**Directive**. Rewrite every line of the records below, changing each "y-tick-label" to "y-axis-tick" and keeping everything else the same. Omit the pictures from your answer.

**Records for the task**.
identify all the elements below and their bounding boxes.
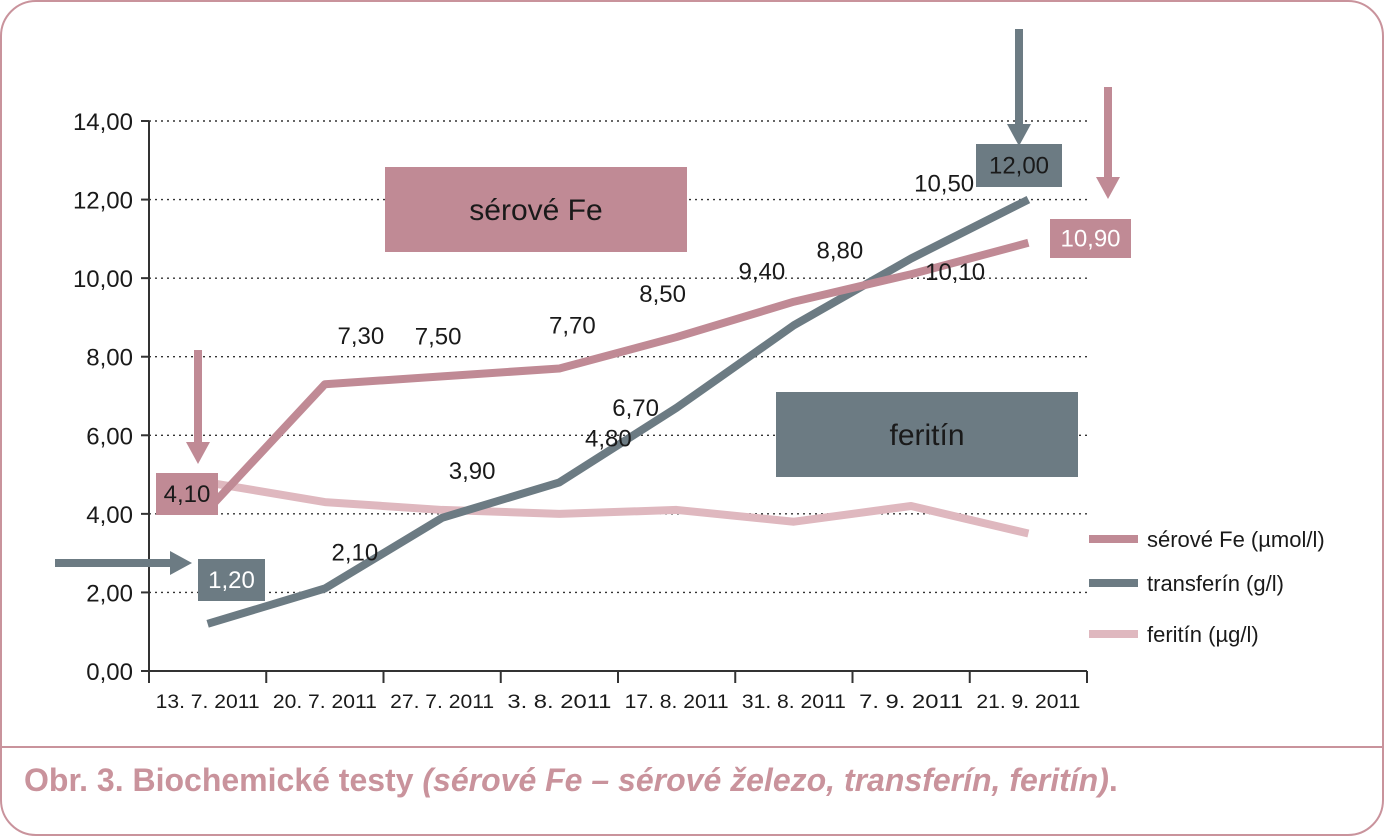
x-tick-label: 17. 8. 2011 [625,692,729,713]
x-tick-label: 21. 9. 2011 [976,692,1080,713]
line-chart: 0,00 2,00 4,00 6,00 8,00 10,00 12,00 14,00 13. 7… [55,29,1325,713]
caption-suffix: . [1108,762,1118,798]
data-label-transferin: 6,70 [612,395,659,422]
y-tick-label: 8,00 [86,345,133,372]
y-tick-label: 6,00 [86,423,133,450]
figure-caption: Obr. 3. Biochemické testy (sérové Fe – s… [24,762,1118,799]
legend-entry: transferín (g/l) [1147,571,1284,596]
data-label-fe: 7,70 [549,313,596,340]
y-tick-label: 12,00 [73,188,133,215]
y-tick-label: 0,00 [86,659,133,686]
data-label-transferin-end-box [976,144,1062,187]
data-label-fe: 7,50 [415,323,462,350]
data-label-fe: 7,30 [338,323,385,350]
feritin-annotation-label: feritín [889,419,964,452]
y-tick-label: 4,00 [86,502,133,529]
series-line-transferin [206,195,1031,628]
legend-entry: feritín (µg/l) [1147,622,1259,647]
series-line-fe [204,238,1030,513]
caption-prefix: Obr. 3. Biochemické testy [24,762,423,798]
data-label-transferin-start: 1,20 [208,567,255,594]
arrow-transferin-end-head [1007,124,1031,146]
fe-annotation-box [385,167,687,252]
arrow-fe-end-head [1096,177,1120,199]
x-tick-label: 31. 8. 2011 [742,692,846,713]
x-tick-label: 3. 8. 2011 [507,692,611,713]
caption-italic: (sérové Fe – sérové železo, transferín, … [422,762,1109,798]
y-tick-label: 2,00 [86,580,133,607]
x-tick-label: 27. 7. 2011 [390,692,494,713]
caption-divider [2,746,1382,748]
data-label-fe-end: 10,90 [1060,226,1120,253]
data-label-fe: 10,10 [925,259,985,286]
series-line-feritin [206,478,1030,538]
arrow-fe-start-head [186,442,210,464]
data-label-fe: 9,40 [739,259,786,286]
y-tick-label: 14,00 [73,109,133,136]
data-label-transferin: 2,10 [332,540,379,567]
fe-annotation-label: sérové Fe [469,194,602,227]
data-label-transferin: 10,50 [914,171,974,198]
data-label-transferin: 3,90 [449,458,496,485]
y-tick-label: 10,00 [73,266,133,293]
data-label-transferin: 4,80 [585,425,632,452]
x-tick-label: 7. 9. 2011 [859,692,963,713]
data-label-transferin: 8,80 [817,237,864,264]
x-tick-label: 13. 7. 2011 [156,692,260,713]
x-tick-label: 20. 7. 2011 [273,692,377,713]
data-label-transferin-start-box [198,559,265,601]
data-label-fe-start-box [156,473,218,515]
legend-entry: sérové Fe (µmol/l) [1147,527,1325,552]
data-label-fe-start: 4,10 [164,481,211,508]
feritin-annotation-box [776,392,1078,477]
data-label-fe-end-box [1050,219,1131,258]
data-label-fe: 8,50 [639,281,686,308]
data-label-transferin-end: 12,00 [989,153,1049,180]
arrow-transferin-start-head [170,551,192,575]
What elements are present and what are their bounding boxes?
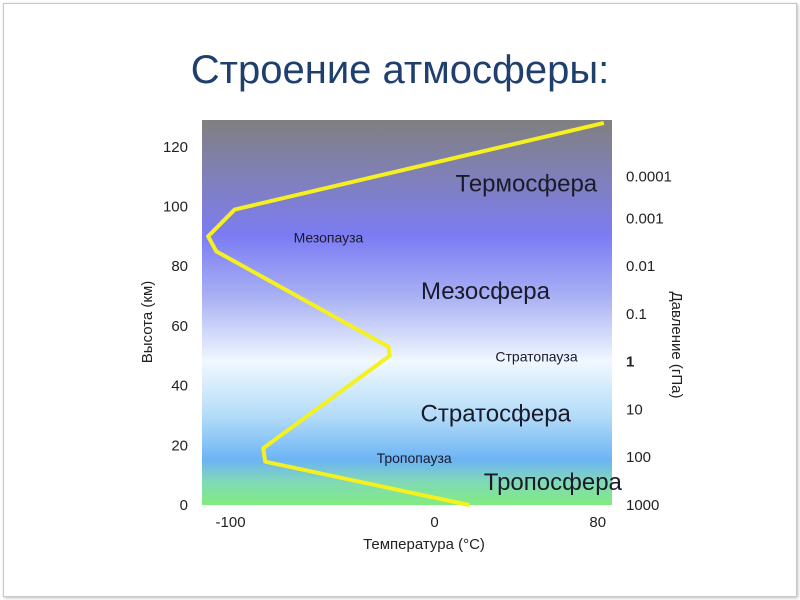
slide-title: Строение атмосферы:	[190, 48, 610, 92]
slide-frame	[3, 3, 797, 597]
y2-tick-label: 1	[626, 354, 634, 371]
y2-tick-label: 10	[626, 401, 643, 418]
y-tick-label: 100	[163, 199, 188, 216]
x-tick-label: -100	[216, 514, 246, 531]
layer-label: Стратосфера	[421, 400, 572, 427]
y-axis-label: Высота (км)	[139, 281, 156, 364]
layer-label: Мезосфера	[421, 278, 551, 305]
y2-tick-label: 0.0001	[626, 169, 672, 186]
y2-tick-label: 1000	[626, 497, 659, 514]
x-axis-label: Температура (°C)	[363, 536, 485, 553]
x-tick-label: 0	[430, 514, 438, 531]
y2-tick-label: 0.01	[626, 258, 655, 275]
y-tick-label: 120	[163, 139, 188, 156]
y2-axis-label: Давление (гПа)	[668, 292, 685, 399]
y-tick-label: 60	[171, 318, 188, 335]
layer-label: Тропопауза	[377, 450, 452, 466]
temperature-line	[206, 121, 605, 507]
y2-tick-label: 0.1	[626, 306, 647, 323]
y-tick-label: 80	[171, 258, 188, 275]
layer-label: Стратопауза	[495, 349, 577, 365]
y-tick-label: 40	[171, 378, 188, 395]
y-tick-label: 0	[180, 497, 188, 514]
layer-label: Тропосфера	[484, 469, 623, 496]
y2-tick-label: 100	[626, 449, 651, 466]
y-tick-label: 20	[171, 437, 188, 454]
layer-label: Термосфера	[456, 171, 598, 198]
x-tick-label: 80	[589, 514, 606, 531]
y2-tick-label: 0.001	[626, 210, 664, 227]
layer-label: Мезопауза	[294, 229, 364, 245]
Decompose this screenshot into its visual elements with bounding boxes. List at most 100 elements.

**Solved exercise**.
identify all the elements below and their bounding boxes.
x-tick-label: 17. 8. 2011 [625,692,729,713]
x-tick-label: 21. 9. 2011 [976,692,1080,713]
line-chart: 0,00 2,00 4,00 6,00 8,00 10,00 12,00 14,00 13. 7… [55,29,1325,713]
caption-suffix: . [1108,762,1118,798]
data-label-transferin: 6,70 [612,395,659,422]
y-axis-tick: 8,00 [86,345,133,372]
y-axis-tick: 6,00 [86,423,133,450]
figure-caption: Obr. 3. Biochemické testy (sérové Fe – s… [24,762,1118,799]
legend-entry: transferín (g/l) [1147,571,1284,596]
data-label-fe: 7,70 [549,313,596,340]
y-axis-tick: 12,00 [73,188,133,215]
y-axis-tick: 0,00 [86,659,133,686]
data-label-transferin-end-box [976,144,1062,187]
data-label-fe: 7,50 [415,323,462,350]
data-label-fe: 7,30 [338,323,385,350]
feritin-annotation-label: feritín [889,419,964,452]
y-axis-tick: 4,00 [86,502,133,529]
series-line-transferin [206,195,1031,628]
legend-entry: feritín (µg/l) [1147,622,1259,647]
series-line-fe [204,238,1030,513]
caption-prefix: Obr. 3. Biochemické testy [24,762,423,798]
data-label-transferin-start: 1,20 [208,567,255,594]
arrow-transferin-end-head [1007,124,1031,146]
fe-annotation-box [385,167,687,252]
arrow-fe-end-head [1096,177,1120,199]
x-tick-label: 31. 8. 2011 [742,692,846,713]
x-tick-label: 3. 8. 2011 [507,692,611,713]
caption-italic: (sérové Fe – sérové železo, transferín, … [422,762,1109,798]
y-axis-tick: 2,00 [86,580,133,607]
x-tick-label: 27. 7. 2011 [390,692,494,713]
caption-divider [2,746,1382,748]
data-label-fe-end: 10,90 [1060,226,1120,253]
data-label-fe: 10,10 [925,259,985,286]
series-line-feritin [206,478,1030,538]
arrow-fe-start-head [186,442,210,464]
data-label-fe: 9,40 [739,259,786,286]
y-axis-tick: 14,00 [73,109,133,136]
data-label-transferin: 2,10 [332,540,379,567]
fe-annotation-label: sérové Fe [469,194,602,227]
data-label-transferin: 10,50 [914,171,974,198]
data-label-transferin: 3,90 [449,458,496,485]
y-axis-tick: 10,00 [73,266,133,293]
data-label-transferin: 4,80 [585,425,632,452]
x-tick-label: 7. 9. 2011 [859,692,963,713]
data-label-transferin: 8,80 [817,237,864,264]
x-tick-label: 13. 7. 2011 [156,692,260,713]
x-tick-label: 20. 7. 2011 [273,692,377,713]
data-label-transferin-start-box [198,559,265,601]
data-label-fe-start-box [156,473,218,515]
legend-entry: sérové Fe (µmol/l) [1147,527,1325,552]
data-label-fe-start: 4,10 [164,481,211,508]
feritin-annotation-box [776,392,1078,477]
data-label-fe-end-box [1050,219,1131,258]
data-label-fe: 8,50 [639,281,686,308]
data-label-transferin-end: 12,00 [989,153,1049,180]
arrow-transferin-start-head [170,551,192,575]
What elements are present and what are their bounding boxes?
slide-title: Строение атмосферы:	[190, 48, 610, 92]
slide-frame	[3, 3, 797, 597]
y2-tick-label: 1	[626, 354, 634, 371]
y2-tick-label: 10	[626, 401, 643, 418]
y-axis-tick: 100	[163, 199, 188, 216]
x-tick-label: -100	[216, 514, 246, 531]
layer-label: Стратосфера	[421, 400, 572, 427]
y-axis-label: Высота (км)	[139, 281, 156, 364]
layer-label: Мезосфера	[421, 278, 551, 305]
y2-tick-label: 0.0001	[626, 169, 672, 186]
y2-tick-label: 1000	[626, 497, 659, 514]
x-axis-label: Температура (°C)	[363, 536, 485, 553]
x-tick-label: 0	[430, 514, 438, 531]
y2-tick-label: 0.01	[626, 258, 655, 275]
y-axis-tick: 120	[163, 139, 188, 156]
y2-axis-label: Давление (гПа)	[668, 292, 685, 399]
y-axis-tick: 60	[171, 318, 188, 335]
layer-label: Тропопауза	[377, 450, 452, 466]
temperature-line	[206, 121, 605, 507]
y2-tick-label: 0.1	[626, 306, 647, 323]
y-axis-tick: 80	[171, 258, 188, 275]
layer-label: Стратопауза	[495, 349, 577, 365]
y-axis-tick: 40	[171, 378, 188, 395]
y-axis-tick: 0	[180, 497, 188, 514]
layer-label: Тропосфера	[484, 469, 623, 496]
y2-tick-label: 100	[626, 449, 651, 466]
y-axis-tick: 20	[171, 437, 188, 454]
layer-label: Термосфера	[456, 171, 598, 198]
x-tick-label: 80	[589, 514, 606, 531]
y2-tick-label: 0.001	[626, 210, 664, 227]
layer-label: Мезопауза	[294, 229, 364, 245]
Decompose this screenshot into its visual elements with bounding boxes. List at most 100 elements.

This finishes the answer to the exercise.